Written task: Reproduce these records in full, with every "edit-pencil-icon" changed to "edit-button-icon" and nothing else altered.

Records shown:
• • • • • • •

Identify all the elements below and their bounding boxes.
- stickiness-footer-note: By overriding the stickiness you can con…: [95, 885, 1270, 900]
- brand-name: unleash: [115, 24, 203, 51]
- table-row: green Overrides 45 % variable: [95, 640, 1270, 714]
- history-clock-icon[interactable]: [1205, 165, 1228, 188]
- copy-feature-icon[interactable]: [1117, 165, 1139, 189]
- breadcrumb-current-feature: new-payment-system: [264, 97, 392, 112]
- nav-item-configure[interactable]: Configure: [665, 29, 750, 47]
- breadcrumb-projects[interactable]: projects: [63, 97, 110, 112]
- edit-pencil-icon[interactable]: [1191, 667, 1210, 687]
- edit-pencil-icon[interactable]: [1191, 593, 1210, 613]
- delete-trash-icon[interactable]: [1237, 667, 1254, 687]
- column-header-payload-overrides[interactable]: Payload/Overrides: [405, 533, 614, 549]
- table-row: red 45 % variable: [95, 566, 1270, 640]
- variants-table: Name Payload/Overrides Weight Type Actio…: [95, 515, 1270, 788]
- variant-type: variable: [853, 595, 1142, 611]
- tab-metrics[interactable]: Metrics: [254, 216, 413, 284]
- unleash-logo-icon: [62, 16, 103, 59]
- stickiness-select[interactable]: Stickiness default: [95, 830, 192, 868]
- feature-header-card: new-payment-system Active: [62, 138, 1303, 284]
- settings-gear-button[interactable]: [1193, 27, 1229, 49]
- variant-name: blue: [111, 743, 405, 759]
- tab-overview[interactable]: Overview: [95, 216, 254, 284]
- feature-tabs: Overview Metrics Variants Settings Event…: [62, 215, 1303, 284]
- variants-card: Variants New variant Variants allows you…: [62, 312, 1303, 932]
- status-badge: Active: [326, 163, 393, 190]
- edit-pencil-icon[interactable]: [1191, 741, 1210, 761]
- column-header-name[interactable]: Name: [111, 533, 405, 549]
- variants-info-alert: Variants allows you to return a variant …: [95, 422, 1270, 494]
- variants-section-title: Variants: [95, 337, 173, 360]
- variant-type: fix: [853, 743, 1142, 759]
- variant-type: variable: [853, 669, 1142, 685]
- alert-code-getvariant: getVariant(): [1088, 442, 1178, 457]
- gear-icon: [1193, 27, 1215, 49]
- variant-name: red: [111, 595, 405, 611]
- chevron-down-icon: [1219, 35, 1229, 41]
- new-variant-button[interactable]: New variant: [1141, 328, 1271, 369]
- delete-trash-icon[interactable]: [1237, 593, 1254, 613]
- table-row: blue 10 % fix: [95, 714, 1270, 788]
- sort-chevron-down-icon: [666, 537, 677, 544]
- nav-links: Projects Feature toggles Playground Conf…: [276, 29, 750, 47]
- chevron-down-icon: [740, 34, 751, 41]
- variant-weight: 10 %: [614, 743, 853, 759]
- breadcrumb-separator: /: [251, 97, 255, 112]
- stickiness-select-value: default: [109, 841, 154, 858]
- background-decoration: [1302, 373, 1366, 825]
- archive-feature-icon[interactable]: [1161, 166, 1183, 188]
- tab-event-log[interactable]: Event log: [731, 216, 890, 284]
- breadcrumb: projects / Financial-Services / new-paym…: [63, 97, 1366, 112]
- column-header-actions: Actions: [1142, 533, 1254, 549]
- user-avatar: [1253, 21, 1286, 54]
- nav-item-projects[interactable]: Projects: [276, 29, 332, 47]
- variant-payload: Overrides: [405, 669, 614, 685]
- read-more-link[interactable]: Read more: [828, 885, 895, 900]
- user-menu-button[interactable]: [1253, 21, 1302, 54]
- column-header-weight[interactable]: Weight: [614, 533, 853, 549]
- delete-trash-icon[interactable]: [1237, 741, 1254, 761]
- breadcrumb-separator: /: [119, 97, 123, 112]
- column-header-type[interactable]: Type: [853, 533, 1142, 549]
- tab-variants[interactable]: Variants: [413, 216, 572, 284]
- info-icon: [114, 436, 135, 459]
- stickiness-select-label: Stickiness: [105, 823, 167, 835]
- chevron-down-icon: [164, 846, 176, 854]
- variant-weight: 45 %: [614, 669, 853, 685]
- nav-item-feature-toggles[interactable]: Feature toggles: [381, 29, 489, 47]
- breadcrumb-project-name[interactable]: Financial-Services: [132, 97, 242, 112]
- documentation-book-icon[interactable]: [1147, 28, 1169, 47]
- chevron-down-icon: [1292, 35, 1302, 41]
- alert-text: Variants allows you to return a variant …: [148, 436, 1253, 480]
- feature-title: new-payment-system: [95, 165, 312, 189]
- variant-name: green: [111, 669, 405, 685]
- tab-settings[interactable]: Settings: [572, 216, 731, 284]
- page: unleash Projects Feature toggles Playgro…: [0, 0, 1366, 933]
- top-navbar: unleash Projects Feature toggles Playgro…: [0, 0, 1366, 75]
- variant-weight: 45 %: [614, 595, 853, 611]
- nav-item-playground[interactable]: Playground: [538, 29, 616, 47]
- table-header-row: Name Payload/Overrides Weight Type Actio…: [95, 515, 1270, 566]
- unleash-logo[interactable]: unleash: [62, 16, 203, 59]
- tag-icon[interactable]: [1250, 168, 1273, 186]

• • • • • • •

The solution:
Identify all the elements below and their bounding boxes.
- stickiness-footer-note: By overriding the stickiness you can con…: [95, 885, 1270, 900]
- brand-name: unleash: [115, 24, 203, 51]
- table-row: green Overrides 45 % variable: [95, 640, 1270, 714]
- history-clock-icon[interactable]: [1205, 165, 1228, 188]
- copy-feature-icon[interactable]: [1117, 165, 1139, 189]
- breadcrumb-current-feature: new-payment-system: [264, 97, 392, 112]
- nav-item-configure[interactable]: Configure: [665, 29, 750, 47]
- breadcrumb-projects[interactable]: projects: [63, 97, 110, 112]
- edit-button-icon[interactable]: [1191, 667, 1210, 687]
- edit-button-icon[interactable]: [1191, 593, 1210, 613]
- delete-trash-icon[interactable]: [1237, 667, 1254, 687]
- column-header-payload-overrides[interactable]: Payload/Overrides: [405, 533, 614, 549]
- table-row: red 45 % variable: [95, 566, 1270, 640]
- variants-table: Name Payload/Overrides Weight Type Actio…: [95, 515, 1270, 788]
- variant-type: variable: [853, 595, 1142, 611]
- tab-metrics[interactable]: Metrics: [254, 216, 413, 284]
- unleash-logo-icon: [62, 16, 103, 59]
- stickiness-select[interactable]: Stickiness default: [95, 830, 192, 868]
- feature-header-card: new-payment-system Active: [62, 138, 1303, 284]
- settings-gear-button[interactable]: [1193, 27, 1229, 49]
- variant-name: blue: [111, 743, 405, 759]
- tab-overview[interactable]: Overview: [95, 216, 254, 284]
- feature-tabs: Overview Metrics Variants Settings Event…: [62, 215, 1303, 284]
- variants-card: Variants New variant Variants allows you…: [62, 312, 1303, 932]
- status-badge: Active: [326, 163, 393, 190]
- edit-button-icon[interactable]: [1191, 741, 1210, 761]
- column-header-name[interactable]: Name: [111, 533, 405, 549]
- variants-info-alert: Variants allows you to return a variant …: [95, 422, 1270, 494]
- variants-section-title: Variants: [95, 337, 173, 360]
- variant-type: fix: [853, 743, 1142, 759]
- variant-type: variable: [853, 669, 1142, 685]
- alert-code-getvariant: getVariant(): [1088, 442, 1178, 457]
- gear-icon: [1193, 27, 1215, 49]
- variant-name: red: [111, 595, 405, 611]
- chevron-down-icon: [1219, 35, 1229, 41]
- new-variant-button[interactable]: New variant: [1141, 328, 1271, 369]
- delete-trash-icon[interactable]: [1237, 593, 1254, 613]
- table-row: blue 10 % fix: [95, 714, 1270, 788]
- sort-chevron-down-icon: [666, 537, 677, 544]
- nav-links: Projects Feature toggles Playground Conf…: [276, 29, 750, 47]
- chevron-down-icon: [740, 34, 751, 41]
- variant-weight: 10 %: [614, 743, 853, 759]
- breadcrumb-separator: /: [251, 97, 255, 112]
- stickiness-select-value: default: [109, 841, 154, 858]
- background-decoration: [1302, 373, 1366, 825]
- archive-feature-icon[interactable]: [1161, 166, 1183, 188]
- tab-event-log[interactable]: Event log: [731, 216, 890, 284]
- breadcrumb: projects / Financial-Services / new-paym…: [63, 97, 1366, 112]
- column-header-actions: Actions: [1142, 533, 1254, 549]
- user-avatar: [1253, 21, 1286, 54]
- nav-item-projects[interactable]: Projects: [276, 29, 332, 47]
- variant-payload: Overrides: [405, 669, 614, 685]
- read-more-link[interactable]: Read more: [828, 885, 895, 900]
- user-menu-button[interactable]: [1253, 21, 1302, 54]
- column-header-weight[interactable]: Weight: [614, 533, 853, 549]
- delete-trash-icon[interactable]: [1237, 741, 1254, 761]
- breadcrumb-separator: /: [119, 97, 123, 112]
- column-header-type[interactable]: Type: [853, 533, 1142, 549]
- tab-variants[interactable]: Variants: [413, 216, 572, 284]
- info-icon: [114, 436, 135, 459]
- stickiness-select-label: Stickiness: [105, 823, 167, 835]
- chevron-down-icon: [164, 846, 176, 854]
- variant-weight: 45 %: [614, 669, 853, 685]
- nav-item-feature-toggles[interactable]: Feature toggles: [381, 29, 489, 47]
- breadcrumb-project-name[interactable]: Financial-Services: [132, 97, 242, 112]
- documentation-book-icon[interactable]: [1147, 28, 1169, 47]
- chevron-down-icon: [1292, 35, 1302, 41]
- alert-text: Variants allows you to return a variant …: [148, 436, 1253, 480]
- feature-title: new-payment-system: [95, 165, 312, 189]
- variant-name: green: [111, 669, 405, 685]
- tab-settings[interactable]: Settings: [572, 216, 731, 284]
- page: unleash Projects Feature toggles Playgro…: [0, 0, 1366, 933]
- top-navbar: unleash Projects Feature toggles Playgro…: [0, 0, 1366, 75]
- variant-weight: 45 %: [614, 595, 853, 611]
- nav-item-playground[interactable]: Playground: [538, 29, 616, 47]
- table-header-row: Name Payload/Overrides Weight Type Actio…: [95, 515, 1270, 566]
- unleash-logo[interactable]: unleash: [62, 16, 203, 59]
- tag-icon[interactable]: [1250, 168, 1273, 186]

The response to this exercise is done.